··· Provided passage ···

As soon as Mnar and her sister (who was wearing a hijab) sat down, security officers immediately flanked them on both sides. Two more officers positioned themselves directly behind the sisters. "Every time we bent down, the officers watched any movement...which was amusing for a while because it was unusual, and we were not doing anything," Mnar recalls.

- - - - - - - - - - - - - - - -

AFTER THE lecture ended and the question-and-answer session began, Mnar patiently waited in line for her turn. Once she reached the front of the line, she introduced herself as the "president of Students for Justice in Palestine." Almost immediately, "it was like the room took a breath," she says.

Suddenly, all of the people behind her in line were gone and replaced by security officers. A then-nervous Mnar proceeded to commend Israel's humanitarian efforts in Haiti before moving on to Israeli domestic policy. "I also like the sayings you used--'Do unto others as you would want done unto you' and 'Love thy neighbor'--and with that in mind, I would like to ask you when you will put forth the effort you have in Haiti into Palestine?" she asked.

In response, Biran began hurling abusive language at her. Mnar, meanwhile, was terrified at the sound of a Taser repeatedly buzzing behind her. "Oh my God, I'm going to get Tased, and no one is going to care," she recounted thinking to herself.

··· Supplied entries ···

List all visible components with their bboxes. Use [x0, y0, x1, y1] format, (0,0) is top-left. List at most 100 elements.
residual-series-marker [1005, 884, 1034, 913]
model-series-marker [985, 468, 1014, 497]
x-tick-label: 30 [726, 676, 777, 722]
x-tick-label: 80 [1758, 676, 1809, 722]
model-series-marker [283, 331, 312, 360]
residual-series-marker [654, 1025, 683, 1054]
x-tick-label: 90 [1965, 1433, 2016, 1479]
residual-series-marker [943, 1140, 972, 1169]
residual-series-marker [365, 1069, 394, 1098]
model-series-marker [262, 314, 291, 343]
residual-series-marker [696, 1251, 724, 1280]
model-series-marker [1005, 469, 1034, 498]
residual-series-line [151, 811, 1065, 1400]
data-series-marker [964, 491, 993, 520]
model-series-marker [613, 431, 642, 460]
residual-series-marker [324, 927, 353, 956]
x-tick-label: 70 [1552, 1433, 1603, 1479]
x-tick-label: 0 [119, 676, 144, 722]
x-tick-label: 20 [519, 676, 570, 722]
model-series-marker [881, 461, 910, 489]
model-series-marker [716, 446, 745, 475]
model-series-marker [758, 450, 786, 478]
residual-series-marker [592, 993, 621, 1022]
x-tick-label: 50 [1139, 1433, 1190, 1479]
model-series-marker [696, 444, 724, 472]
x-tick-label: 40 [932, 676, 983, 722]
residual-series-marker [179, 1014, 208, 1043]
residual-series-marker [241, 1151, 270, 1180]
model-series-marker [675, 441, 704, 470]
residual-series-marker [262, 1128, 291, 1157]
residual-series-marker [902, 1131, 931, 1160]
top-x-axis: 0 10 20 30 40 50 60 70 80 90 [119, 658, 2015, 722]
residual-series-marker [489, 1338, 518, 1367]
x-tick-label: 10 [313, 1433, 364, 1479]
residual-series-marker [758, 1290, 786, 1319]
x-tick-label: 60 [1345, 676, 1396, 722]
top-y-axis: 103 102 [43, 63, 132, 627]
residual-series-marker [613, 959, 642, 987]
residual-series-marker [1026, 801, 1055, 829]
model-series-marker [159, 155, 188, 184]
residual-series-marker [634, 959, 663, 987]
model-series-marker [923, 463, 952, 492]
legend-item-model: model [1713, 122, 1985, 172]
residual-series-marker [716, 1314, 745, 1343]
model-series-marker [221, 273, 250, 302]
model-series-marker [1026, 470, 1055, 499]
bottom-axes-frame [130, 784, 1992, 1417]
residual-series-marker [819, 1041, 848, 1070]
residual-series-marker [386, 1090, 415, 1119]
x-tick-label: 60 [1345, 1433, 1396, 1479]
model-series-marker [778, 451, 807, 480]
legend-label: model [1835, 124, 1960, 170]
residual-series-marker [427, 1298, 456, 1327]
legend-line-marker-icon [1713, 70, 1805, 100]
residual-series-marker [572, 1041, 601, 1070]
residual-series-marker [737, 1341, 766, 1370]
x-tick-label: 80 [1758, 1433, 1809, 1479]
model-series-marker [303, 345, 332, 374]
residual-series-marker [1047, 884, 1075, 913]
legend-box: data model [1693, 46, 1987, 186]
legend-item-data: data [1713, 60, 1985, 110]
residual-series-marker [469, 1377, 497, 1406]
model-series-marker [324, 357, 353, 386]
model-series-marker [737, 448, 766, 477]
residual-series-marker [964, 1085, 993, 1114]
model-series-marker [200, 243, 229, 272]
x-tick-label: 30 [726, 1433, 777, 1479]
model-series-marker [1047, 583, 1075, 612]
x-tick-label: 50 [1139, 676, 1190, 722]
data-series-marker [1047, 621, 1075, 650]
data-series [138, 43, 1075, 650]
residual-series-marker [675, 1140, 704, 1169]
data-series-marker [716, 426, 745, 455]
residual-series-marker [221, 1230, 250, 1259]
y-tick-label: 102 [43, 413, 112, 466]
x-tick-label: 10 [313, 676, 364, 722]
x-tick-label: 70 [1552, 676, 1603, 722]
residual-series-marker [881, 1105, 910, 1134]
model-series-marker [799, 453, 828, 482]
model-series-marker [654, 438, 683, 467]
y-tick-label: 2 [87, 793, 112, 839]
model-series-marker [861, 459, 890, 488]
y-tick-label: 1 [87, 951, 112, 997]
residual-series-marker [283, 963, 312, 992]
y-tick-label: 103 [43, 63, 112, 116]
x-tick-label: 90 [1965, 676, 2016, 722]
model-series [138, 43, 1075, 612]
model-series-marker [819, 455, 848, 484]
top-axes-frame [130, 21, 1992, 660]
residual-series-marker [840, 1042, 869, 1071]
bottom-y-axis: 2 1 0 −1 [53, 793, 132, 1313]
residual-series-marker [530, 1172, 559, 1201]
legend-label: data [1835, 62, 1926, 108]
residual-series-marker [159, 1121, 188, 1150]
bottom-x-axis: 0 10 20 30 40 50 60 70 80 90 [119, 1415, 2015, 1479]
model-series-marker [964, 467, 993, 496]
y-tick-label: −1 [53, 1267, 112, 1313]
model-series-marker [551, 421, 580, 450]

···

The problem:
Repeat the passage above about Mnar at the lecture in full, word for word.

Answer to this problem:
As soon as Mnar and her sister (who was wearing a hijab) sat down, security officers immediately flanked them on both sides. Two more officers positioned themselves directly behind the sisters. "Every time we bent down, the officers watched any movement...which was amusing for a while because it was unusual, and we were not doing anything," Mnar recalls.

- - - - - - - - - - - - - - - -

AFTER THE lecture ended and the question-and-answer session began, Mnar patiently waited in line for her turn. Once she reached the front of the line, she introduced herself as the "president of Students for Justice in Palestine." Almost immediately, "it was like the room took a breath," she says.

Suddenly, all of the people behind her in line were gone and replaced by security officers. A then-nervous Mnar proceeded to commend Israel's humanitarian efforts in Haiti before moving on to Israeli domestic policy. "I also like the sayings you used--'Do unto others as you would want done unto you' and 'Love thy neighbor'--and with that in mind, I would like to ask you when you will put forth the effort you have in Haiti into Palestine?" she asked.

In response, Biran began hurling abusive language at her. Mnar, meanwhile, was terrified at the sound of a Taser repeatedly buzzing behind her. "Oh my God, I'm going to get Tased, and no one is going to care," she recounted thinking to herself.